[Records that describe figures]
= = = = =

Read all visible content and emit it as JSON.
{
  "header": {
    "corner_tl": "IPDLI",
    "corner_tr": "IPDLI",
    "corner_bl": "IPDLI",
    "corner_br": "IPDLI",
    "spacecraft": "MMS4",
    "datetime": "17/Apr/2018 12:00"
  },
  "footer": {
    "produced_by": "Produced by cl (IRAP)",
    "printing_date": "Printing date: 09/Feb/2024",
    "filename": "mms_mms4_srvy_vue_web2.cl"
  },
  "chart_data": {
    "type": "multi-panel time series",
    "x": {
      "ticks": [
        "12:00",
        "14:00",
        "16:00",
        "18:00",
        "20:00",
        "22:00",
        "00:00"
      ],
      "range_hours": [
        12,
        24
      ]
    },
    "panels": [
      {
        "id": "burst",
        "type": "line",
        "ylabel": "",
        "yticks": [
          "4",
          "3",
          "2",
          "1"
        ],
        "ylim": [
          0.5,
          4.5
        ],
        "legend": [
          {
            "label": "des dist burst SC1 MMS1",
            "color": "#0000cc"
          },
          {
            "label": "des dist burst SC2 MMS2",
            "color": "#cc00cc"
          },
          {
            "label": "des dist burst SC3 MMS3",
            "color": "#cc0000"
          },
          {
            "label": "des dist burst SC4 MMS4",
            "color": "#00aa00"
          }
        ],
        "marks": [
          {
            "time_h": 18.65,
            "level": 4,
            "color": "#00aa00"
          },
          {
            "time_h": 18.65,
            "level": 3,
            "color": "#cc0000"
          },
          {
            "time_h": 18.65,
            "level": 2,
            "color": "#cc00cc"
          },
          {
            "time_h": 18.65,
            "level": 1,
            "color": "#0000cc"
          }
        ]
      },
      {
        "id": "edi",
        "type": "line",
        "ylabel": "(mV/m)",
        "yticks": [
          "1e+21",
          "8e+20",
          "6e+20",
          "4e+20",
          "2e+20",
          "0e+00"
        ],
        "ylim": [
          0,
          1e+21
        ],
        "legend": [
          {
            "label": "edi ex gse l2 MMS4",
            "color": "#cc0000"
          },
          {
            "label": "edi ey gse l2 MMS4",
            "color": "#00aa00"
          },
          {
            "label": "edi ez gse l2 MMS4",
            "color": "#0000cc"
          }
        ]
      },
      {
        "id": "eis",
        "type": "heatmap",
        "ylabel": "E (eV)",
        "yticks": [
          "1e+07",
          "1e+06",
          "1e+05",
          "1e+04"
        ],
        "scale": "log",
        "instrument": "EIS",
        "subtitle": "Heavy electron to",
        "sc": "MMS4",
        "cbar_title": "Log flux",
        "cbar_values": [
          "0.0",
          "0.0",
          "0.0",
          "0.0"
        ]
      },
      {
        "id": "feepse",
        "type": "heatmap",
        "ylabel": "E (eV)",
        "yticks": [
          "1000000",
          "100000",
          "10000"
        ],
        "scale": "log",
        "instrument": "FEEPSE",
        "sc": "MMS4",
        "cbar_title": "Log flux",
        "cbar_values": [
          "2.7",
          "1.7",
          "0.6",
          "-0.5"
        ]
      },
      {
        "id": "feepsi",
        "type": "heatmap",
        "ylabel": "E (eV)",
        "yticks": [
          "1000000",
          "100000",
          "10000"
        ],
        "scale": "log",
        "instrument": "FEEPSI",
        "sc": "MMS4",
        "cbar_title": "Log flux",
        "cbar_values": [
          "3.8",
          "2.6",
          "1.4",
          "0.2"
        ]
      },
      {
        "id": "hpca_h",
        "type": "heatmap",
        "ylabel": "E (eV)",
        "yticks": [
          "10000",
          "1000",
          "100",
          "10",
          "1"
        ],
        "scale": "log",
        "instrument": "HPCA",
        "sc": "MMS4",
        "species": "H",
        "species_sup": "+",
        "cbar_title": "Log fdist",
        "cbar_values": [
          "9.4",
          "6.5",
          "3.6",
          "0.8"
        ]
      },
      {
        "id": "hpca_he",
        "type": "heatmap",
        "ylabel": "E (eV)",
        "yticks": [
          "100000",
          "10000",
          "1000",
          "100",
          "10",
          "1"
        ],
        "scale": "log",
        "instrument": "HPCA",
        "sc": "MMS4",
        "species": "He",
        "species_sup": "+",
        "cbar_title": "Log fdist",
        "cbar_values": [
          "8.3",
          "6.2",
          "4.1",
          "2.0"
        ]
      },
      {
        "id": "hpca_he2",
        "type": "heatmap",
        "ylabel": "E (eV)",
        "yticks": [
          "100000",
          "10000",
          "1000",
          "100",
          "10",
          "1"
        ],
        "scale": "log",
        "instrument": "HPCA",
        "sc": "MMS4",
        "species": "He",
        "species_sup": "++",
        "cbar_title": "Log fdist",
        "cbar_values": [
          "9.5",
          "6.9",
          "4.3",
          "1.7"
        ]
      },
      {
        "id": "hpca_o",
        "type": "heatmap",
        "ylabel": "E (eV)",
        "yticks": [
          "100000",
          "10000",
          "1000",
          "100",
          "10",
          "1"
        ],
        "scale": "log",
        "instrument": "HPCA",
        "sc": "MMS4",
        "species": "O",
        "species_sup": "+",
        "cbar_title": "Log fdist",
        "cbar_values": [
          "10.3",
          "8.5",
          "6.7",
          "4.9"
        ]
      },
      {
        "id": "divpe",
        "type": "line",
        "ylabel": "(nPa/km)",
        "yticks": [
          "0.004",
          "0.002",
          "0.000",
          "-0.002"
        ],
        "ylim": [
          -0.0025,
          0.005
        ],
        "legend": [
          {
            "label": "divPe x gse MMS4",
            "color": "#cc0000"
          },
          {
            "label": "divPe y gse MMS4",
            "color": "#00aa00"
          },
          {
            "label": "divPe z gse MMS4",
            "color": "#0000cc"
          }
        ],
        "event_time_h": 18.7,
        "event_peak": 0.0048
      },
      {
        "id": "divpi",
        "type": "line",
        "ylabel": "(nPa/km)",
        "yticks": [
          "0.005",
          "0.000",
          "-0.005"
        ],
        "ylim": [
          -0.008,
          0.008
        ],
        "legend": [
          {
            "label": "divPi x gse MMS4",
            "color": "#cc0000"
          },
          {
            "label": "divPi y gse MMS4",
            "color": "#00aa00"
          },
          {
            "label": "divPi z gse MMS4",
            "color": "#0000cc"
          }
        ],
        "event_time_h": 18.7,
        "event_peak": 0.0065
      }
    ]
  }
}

= = = = =

*Challenge*
Using the material above, gather every line that includes "burst".

*Expected output*
        "id": "burst",
            "label": "des dist burst SC1 MMS1",
            "label": "des dist burst SC2 MMS2",
            "label": "des dist burst SC3 MMS3",
            "label": "des dist burst SC4 MMS4",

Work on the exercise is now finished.